[Element box records]
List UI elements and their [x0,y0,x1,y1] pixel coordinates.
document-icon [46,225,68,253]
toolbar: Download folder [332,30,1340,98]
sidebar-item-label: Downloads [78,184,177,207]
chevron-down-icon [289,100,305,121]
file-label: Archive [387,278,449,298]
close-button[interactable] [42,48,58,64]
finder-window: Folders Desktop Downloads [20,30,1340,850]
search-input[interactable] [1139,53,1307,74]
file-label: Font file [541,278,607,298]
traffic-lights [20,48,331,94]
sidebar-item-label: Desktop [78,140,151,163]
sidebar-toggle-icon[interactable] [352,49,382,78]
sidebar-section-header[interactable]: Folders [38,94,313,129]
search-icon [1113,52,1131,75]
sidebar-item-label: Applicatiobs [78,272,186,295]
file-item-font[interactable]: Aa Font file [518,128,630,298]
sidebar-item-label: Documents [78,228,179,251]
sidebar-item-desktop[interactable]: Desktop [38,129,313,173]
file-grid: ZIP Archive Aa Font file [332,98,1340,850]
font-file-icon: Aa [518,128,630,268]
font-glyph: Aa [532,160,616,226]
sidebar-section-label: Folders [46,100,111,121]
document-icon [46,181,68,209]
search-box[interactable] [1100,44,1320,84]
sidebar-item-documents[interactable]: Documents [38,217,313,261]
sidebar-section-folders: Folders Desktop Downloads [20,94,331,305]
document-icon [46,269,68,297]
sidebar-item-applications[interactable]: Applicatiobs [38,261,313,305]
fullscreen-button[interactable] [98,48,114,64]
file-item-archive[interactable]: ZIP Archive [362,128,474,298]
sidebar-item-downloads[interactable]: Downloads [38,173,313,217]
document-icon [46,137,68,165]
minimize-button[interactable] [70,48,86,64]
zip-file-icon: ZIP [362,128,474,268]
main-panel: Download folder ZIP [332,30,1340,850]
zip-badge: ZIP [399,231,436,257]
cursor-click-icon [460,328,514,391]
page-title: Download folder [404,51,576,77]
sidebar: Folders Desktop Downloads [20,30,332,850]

* * *

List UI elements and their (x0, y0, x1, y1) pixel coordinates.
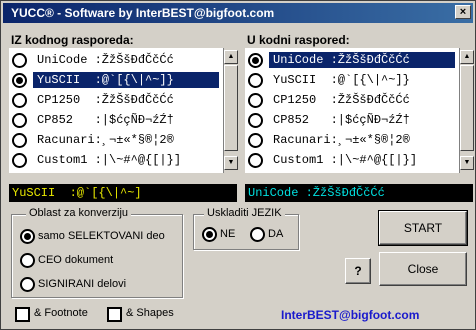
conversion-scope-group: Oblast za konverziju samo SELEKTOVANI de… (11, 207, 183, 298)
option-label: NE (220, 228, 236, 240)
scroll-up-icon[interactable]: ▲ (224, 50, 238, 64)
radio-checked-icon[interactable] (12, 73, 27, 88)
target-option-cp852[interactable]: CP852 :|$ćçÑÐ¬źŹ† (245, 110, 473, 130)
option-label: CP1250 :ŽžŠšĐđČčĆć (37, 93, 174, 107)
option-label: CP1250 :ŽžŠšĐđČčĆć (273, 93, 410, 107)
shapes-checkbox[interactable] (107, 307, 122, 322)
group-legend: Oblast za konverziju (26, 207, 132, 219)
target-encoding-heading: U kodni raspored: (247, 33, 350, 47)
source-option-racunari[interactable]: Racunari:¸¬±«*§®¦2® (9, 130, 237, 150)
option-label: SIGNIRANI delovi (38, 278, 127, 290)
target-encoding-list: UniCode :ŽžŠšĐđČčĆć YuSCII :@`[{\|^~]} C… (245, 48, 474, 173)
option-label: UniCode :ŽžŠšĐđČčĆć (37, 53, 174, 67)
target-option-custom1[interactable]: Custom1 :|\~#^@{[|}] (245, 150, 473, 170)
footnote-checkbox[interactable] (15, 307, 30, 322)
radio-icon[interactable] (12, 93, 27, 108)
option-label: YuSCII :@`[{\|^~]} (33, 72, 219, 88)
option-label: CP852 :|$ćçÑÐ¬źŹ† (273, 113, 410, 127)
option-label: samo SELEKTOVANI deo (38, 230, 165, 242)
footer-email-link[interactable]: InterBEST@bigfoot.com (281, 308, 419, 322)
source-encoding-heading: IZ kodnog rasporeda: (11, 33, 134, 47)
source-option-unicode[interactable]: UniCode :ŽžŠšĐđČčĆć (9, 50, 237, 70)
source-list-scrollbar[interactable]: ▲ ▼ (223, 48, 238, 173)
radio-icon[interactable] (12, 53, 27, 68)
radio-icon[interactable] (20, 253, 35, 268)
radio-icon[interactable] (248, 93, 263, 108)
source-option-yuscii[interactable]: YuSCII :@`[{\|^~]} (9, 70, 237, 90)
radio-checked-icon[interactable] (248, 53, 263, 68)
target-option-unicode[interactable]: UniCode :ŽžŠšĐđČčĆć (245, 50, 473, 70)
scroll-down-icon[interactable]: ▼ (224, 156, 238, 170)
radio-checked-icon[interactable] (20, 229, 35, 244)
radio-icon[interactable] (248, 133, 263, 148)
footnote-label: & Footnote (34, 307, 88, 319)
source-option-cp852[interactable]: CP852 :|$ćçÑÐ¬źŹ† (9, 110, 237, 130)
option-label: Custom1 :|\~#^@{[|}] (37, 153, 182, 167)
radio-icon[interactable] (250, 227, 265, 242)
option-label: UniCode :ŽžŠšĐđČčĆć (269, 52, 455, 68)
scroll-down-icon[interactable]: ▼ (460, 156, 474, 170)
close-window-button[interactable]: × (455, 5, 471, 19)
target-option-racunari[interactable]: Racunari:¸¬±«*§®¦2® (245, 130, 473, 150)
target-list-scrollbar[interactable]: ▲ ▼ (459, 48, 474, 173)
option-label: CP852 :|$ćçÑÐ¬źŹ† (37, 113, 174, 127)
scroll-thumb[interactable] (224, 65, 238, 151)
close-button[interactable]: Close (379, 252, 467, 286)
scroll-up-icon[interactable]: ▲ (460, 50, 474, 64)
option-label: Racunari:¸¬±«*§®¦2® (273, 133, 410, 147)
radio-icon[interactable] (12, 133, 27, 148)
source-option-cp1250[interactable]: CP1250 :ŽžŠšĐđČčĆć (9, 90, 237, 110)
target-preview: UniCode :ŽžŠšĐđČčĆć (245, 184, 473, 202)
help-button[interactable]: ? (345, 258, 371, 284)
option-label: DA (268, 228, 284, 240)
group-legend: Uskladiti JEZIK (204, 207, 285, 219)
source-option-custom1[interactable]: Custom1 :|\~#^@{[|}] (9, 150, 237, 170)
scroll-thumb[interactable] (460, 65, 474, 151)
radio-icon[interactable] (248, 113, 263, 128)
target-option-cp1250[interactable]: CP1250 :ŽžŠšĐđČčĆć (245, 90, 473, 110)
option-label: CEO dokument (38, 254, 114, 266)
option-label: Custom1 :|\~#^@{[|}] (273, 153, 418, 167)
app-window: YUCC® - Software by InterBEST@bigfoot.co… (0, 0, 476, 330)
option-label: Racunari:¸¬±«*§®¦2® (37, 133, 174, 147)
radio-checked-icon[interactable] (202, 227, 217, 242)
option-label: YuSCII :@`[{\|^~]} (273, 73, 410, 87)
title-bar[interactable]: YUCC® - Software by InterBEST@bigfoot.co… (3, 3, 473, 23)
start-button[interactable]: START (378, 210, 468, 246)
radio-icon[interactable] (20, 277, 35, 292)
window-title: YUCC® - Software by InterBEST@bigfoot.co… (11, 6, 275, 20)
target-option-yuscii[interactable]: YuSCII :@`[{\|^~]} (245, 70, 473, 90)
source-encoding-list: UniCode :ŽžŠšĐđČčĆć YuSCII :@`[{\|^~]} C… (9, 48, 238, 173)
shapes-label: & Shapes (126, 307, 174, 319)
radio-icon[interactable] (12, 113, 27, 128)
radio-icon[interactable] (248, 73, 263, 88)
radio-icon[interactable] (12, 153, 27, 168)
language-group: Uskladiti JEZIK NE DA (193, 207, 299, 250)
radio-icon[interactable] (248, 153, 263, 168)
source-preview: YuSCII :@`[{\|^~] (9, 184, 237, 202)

...

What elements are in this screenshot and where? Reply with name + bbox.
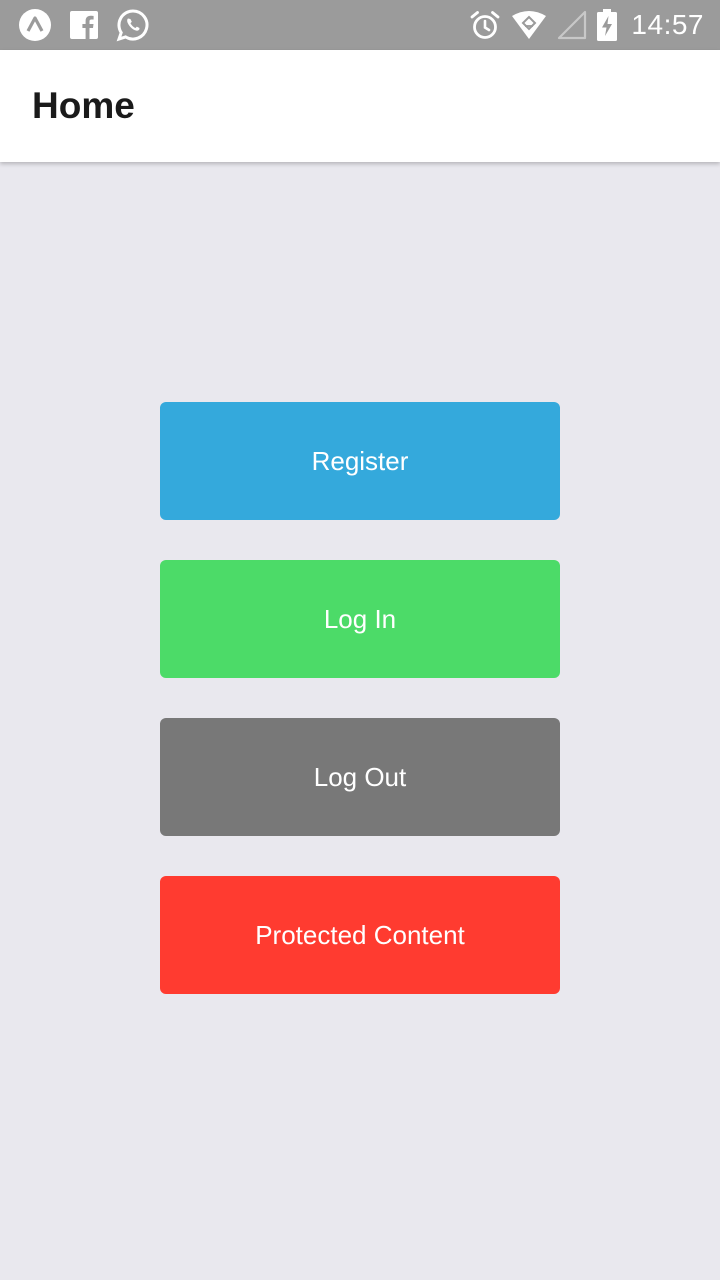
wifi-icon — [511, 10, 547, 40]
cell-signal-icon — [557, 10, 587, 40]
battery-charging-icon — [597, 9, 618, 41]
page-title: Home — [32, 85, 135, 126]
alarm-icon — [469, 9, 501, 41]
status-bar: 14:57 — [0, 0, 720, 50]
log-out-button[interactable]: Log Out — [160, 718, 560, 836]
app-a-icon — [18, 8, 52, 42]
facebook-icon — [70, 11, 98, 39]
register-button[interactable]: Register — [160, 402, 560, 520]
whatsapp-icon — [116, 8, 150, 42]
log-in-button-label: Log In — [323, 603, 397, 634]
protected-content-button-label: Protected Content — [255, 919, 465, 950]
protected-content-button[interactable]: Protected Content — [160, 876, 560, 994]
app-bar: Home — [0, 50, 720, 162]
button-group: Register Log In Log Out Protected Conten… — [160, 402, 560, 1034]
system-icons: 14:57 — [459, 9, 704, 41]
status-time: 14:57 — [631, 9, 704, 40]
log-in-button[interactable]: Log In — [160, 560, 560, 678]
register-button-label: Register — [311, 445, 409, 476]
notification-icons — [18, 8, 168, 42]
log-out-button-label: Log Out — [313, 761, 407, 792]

* EXERCISE: Reproduce the material verbatim, from the line containing "What elements are" up to and including the line containing "log-out-button-label: Log Out", leaving out any pictures.

* EXERCISE OUTPUT:
What elements are in this screenshot and where? Reply with name + bbox.
wifi-icon — [511, 10, 547, 40]
cell-signal-icon — [557, 10, 587, 40]
battery-charging-icon — [597, 9, 618, 41]
page-title: Home — [32, 85, 135, 126]
alarm-icon — [469, 9, 501, 41]
status-bar: 14:57 — [0, 0, 720, 50]
log-out-button[interactable]: Log Out — [160, 718, 560, 836]
app-a-icon — [18, 8, 52, 42]
facebook-icon — [70, 11, 98, 39]
register-button[interactable]: Register — [160, 402, 560, 520]
whatsapp-icon — [116, 8, 150, 42]
log-in-button-label: Log In — [323, 603, 397, 634]
protected-content-button-label: Protected Content — [255, 919, 465, 950]
protected-content-button[interactable]: Protected Content — [160, 876, 560, 994]
app-bar: Home — [0, 50, 720, 162]
button-group: Register Log In Log Out Protected Conten… — [160, 402, 560, 1034]
system-icons: 14:57 — [459, 9, 704, 41]
status-time: 14:57 — [631, 9, 704, 40]
log-in-button[interactable]: Log In — [160, 560, 560, 678]
register-button-label: Register — [311, 445, 409, 476]
notification-icons — [18, 8, 168, 42]
log-out-button-label: Log Out — [313, 761, 407, 792]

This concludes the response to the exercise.